Start

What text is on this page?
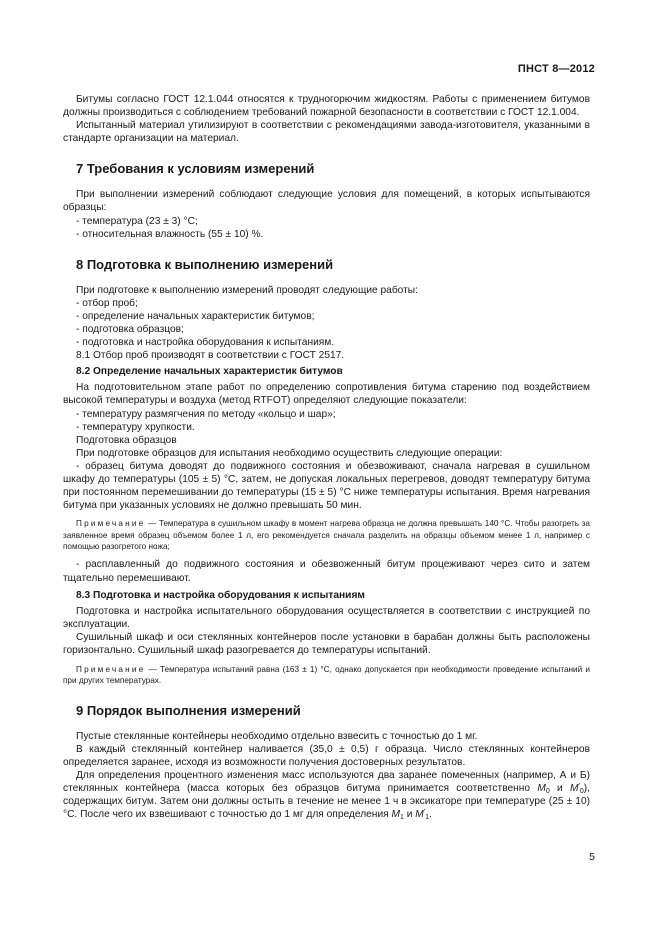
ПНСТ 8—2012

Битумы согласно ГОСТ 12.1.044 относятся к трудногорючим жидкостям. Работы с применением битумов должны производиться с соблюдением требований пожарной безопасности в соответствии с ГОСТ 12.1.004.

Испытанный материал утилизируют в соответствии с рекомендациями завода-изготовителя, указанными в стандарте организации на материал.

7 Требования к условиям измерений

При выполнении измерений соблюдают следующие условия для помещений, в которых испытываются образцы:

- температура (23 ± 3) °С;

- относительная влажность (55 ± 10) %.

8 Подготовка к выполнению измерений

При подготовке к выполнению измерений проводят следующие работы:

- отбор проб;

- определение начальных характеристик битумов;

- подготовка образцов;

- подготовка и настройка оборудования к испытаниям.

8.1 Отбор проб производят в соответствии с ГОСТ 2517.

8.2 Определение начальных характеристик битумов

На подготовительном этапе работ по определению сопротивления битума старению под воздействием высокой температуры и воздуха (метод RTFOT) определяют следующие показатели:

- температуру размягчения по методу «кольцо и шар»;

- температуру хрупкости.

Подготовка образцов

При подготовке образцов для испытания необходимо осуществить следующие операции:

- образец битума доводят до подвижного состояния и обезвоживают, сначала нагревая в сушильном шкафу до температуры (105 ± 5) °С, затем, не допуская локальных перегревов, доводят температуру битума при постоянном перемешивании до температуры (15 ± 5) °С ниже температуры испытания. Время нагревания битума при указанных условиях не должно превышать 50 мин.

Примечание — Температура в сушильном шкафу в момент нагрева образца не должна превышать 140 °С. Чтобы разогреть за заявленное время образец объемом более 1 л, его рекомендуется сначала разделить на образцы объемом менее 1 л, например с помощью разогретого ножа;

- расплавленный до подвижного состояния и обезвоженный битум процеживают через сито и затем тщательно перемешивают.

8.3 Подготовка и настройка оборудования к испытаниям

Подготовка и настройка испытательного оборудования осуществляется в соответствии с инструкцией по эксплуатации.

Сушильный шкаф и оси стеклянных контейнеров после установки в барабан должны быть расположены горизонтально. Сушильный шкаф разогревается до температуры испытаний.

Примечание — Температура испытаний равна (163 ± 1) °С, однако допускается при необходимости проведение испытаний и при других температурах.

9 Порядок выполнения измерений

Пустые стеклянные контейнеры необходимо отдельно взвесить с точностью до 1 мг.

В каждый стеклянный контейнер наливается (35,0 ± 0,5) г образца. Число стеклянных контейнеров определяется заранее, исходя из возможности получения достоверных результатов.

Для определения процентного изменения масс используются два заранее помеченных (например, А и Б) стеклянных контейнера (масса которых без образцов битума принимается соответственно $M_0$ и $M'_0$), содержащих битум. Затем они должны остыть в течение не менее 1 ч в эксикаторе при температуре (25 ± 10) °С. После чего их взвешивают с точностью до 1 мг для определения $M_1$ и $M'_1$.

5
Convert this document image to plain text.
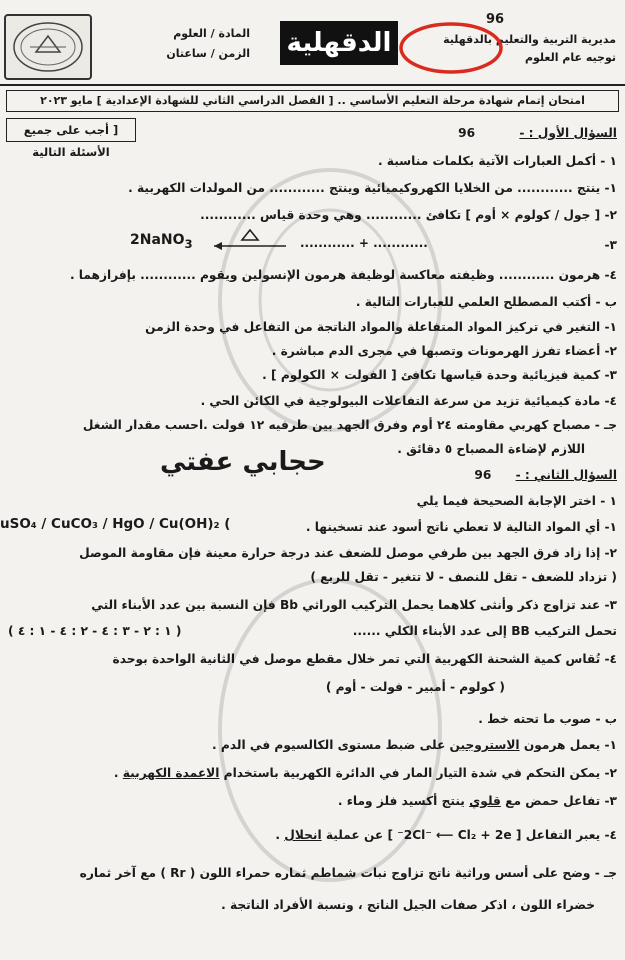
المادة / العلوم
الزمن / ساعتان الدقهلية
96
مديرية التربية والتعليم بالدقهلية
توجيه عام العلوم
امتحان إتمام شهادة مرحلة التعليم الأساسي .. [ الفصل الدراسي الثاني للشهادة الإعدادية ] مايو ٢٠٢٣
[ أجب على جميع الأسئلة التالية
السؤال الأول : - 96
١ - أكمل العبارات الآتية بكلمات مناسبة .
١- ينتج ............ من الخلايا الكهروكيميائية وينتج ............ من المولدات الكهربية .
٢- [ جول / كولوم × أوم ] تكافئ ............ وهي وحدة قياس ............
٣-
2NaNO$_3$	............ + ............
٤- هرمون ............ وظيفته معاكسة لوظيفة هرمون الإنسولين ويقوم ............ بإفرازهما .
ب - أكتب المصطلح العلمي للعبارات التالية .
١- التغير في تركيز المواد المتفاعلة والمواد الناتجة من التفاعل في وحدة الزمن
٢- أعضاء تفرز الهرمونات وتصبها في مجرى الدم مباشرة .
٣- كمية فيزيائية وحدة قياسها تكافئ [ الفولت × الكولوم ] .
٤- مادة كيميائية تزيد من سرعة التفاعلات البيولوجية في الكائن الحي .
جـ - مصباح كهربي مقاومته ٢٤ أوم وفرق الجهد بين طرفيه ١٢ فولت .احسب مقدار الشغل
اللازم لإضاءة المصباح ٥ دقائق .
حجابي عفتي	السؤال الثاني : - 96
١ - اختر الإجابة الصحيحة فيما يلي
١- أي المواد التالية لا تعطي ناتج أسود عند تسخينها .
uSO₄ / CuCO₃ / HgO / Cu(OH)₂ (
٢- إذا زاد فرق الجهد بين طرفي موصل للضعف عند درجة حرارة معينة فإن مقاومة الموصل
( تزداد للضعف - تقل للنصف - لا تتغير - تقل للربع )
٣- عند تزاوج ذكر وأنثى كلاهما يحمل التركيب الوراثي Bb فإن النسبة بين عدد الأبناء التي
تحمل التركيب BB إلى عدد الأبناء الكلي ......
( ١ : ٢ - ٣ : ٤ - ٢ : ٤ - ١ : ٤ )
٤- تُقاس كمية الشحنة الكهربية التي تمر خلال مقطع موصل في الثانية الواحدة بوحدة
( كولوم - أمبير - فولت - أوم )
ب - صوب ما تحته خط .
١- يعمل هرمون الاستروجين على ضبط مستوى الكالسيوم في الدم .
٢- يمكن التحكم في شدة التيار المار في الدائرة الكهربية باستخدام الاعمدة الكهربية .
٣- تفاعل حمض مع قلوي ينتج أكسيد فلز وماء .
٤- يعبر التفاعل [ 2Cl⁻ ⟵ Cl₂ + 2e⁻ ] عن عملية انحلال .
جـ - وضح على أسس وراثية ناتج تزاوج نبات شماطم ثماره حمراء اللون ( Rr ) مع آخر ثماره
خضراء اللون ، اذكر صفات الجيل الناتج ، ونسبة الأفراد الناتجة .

End

Exclude all images and restate the records above word for word.

What text is on this page?
ПНСТ 8—2012

Битумы согласно ГОСТ 12.1.044 относятся к трудногорючим жидкостям. Работы с применением битумов должны производиться с соблюдением требований пожарной безопасности в соответствии с ГОСТ 12.1.004.

Испытанный материал утилизируют в соответствии с рекомендациями завода-изготовителя, указанными в стандарте организации на материал.

7 Требования к условиям измерений

При выполнении измерений соблюдают следующие условия для помещений, в которых испытываются образцы:

- температура (23 ± 3) °С;

- относительная влажность (55 ± 10) %.

8 Подготовка к выполнению измерений

При подготовке к выполнению измерений проводят следующие работы:

- отбор проб;

- определение начальных характеристик битумов;

- подготовка образцов;

- подготовка и настройка оборудования к испытаниям.

8.1 Отбор проб производят в соответствии с ГОСТ 2517.

8.2 Определение начальных характеристик битумов

На подготовительном этапе работ по определению сопротивления битума старению под воздействием высокой температуры и воздуха (метод RTFOT) определяют следующие показатели:

- температуру размягчения по методу «кольцо и шар»;

- температуру хрупкости.

Подготовка образцов

При подготовке образцов для испытания необходимо осуществить следующие операции:

- образец битума доводят до подвижного состояния и обезвоживают, сначала нагревая в сушильном шкафу до температуры (105 ± 5) °С, затем, не допуская локальных перегревов, доводят температуру битума при постоянном перемешивании до температуры (15 ± 5) °С ниже температуры испытания. Время нагревания битума при указанных условиях не должно превышать 50 мин.

Примечание — Температура в сушильном шкафу в момент нагрева образца не должна превышать 140 °С. Чтобы разогреть за заявленное время образец объемом более 1 л, его рекомендуется сначала разделить на образцы объемом менее 1 л, например с помощью разогретого ножа;

- расплавленный до подвижного состояния и обезвоженный битум процеживают через сито и затем тщательно перемешивают.

8.3 Подготовка и настройка оборудования к испытаниям

Подготовка и настройка испытательного оборудования осуществляется в соответствии с инструкцией по эксплуатации.

Сушильный шкаф и оси стеклянных контейнеров после установки в барабан должны быть расположены горизонтально. Сушильный шкаф разогревается до температуры испытаний.

Примечание — Температура испытаний равна (163 ± 1) °С, однако допускается при необходимости проведение испытаний и при других температурах.

9 Порядок выполнения измерений

Пустые стеклянные контейнеры необходимо отдельно взвесить с точностью до 1 мг.

В каждый стеклянный контейнер наливается (35,0 ± 0,5) г образца. Число стеклянных контейнеров определяется заранее, исходя из возможности получения достоверных результатов.

Для определения процентного изменения масс используются два заранее помеченных (например, А и Б) стеклянных контейнера (масса которых без образцов битума принимается соответственно $M_0$ и $M'_0$), содержащих битум. Затем они должны остыть в течение не менее 1 ч в эксикаторе при температуре (25 ± 10) °С. После чего их взвешивают с точностью до 1 мг для определения $M_1$ и $M'_1$.

5
Convert this document image to plain text.
المادة / العلوم
الزمن / ساعتان الدقهلية
96
مديرية التربية والتعليم بالدقهلية
توجيه عام العلوم
امتحان إتمام شهادة مرحلة التعليم الأساسي .. [ الفصل الدراسي الثاني للشهادة الإعدادية ] مايو ٢٠٢٣
[ أجب على جميع الأسئلة التالية
السؤال الأول : - 96
١ - أكمل العبارات الآتية بكلمات مناسبة .
١- ينتج ............ من الخلايا الكهروكيميائية وينتج ............ من المولدات الكهربية .
٢- [ جول / كولوم × أوم ] تكافئ ............ وهي وحدة قياس ............
٣-
2NaNO$_3$	............ + ............
٤- هرمون ............ وظيفته معاكسة لوظيفة هرمون الإنسولين ويقوم ............ بإفرازهما .
ب - أكتب المصطلح العلمي للعبارات التالية .
١- التغير في تركيز المواد المتفاعلة والمواد الناتجة من التفاعل في وحدة الزمن
٢- أعضاء تفرز الهرمونات وتصبها في مجرى الدم مباشرة .
٣- كمية فيزيائية وحدة قياسها تكافئ [ الفولت × الكولوم ] .
٤- مادة كيميائية تزيد من سرعة التفاعلات البيولوجية في الكائن الحي .
جـ - مصباح كهربي مقاومته ٢٤ أوم وفرق الجهد بين طرفيه ١٢ فولت .احسب مقدار الشغل
اللازم لإضاءة المصباح ٥ دقائق .
حجابي عفتي	السؤال الثاني : - 96
١ - اختر الإجابة الصحيحة فيما يلي
١- أي المواد التالية لا تعطي ناتج أسود عند تسخينها .
uSO₄ / CuCO₃ / HgO / Cu(OH)₂ (
٢- إذا زاد فرق الجهد بين طرفي موصل للضعف عند درجة حرارة معينة فإن مقاومة الموصل
( تزداد للضعف - تقل للنصف - لا تتغير - تقل للربع )
٣- عند تزاوج ذكر وأنثى كلاهما يحمل التركيب الوراثي Bb فإن النسبة بين عدد الأبناء التي
تحمل التركيب BB إلى عدد الأبناء الكلي ......
( ١ : ٢ - ٣ : ٤ - ٢ : ٤ - ١ : ٤ )
٤- تُقاس كمية الشحنة الكهربية التي تمر خلال مقطع موصل في الثانية الواحدة بوحدة
( كولوم - أمبير - فولت - أوم )
ب - صوب ما تحته خط .
١- يعمل هرمون الاستروجين على ضبط مستوى الكالسيوم في الدم .
٢- يمكن التحكم في شدة التيار المار في الدائرة الكهربية باستخدام الاعمدة الكهربية .
٣- تفاعل حمض مع قلوي ينتج أكسيد فلز وماء .
٤- يعبر التفاعل [ 2Cl⁻ ⟵ Cl₂ + 2e⁻ ] عن عملية انحلال .
جـ - وضح على أسس وراثية ناتج تزاوج نبات شماطم ثماره حمراء اللون ( Rr ) مع آخر ثماره
خضراء اللون ، اذكر صفات الجيل الناتج ، ونسبة الأفراد الناتجة .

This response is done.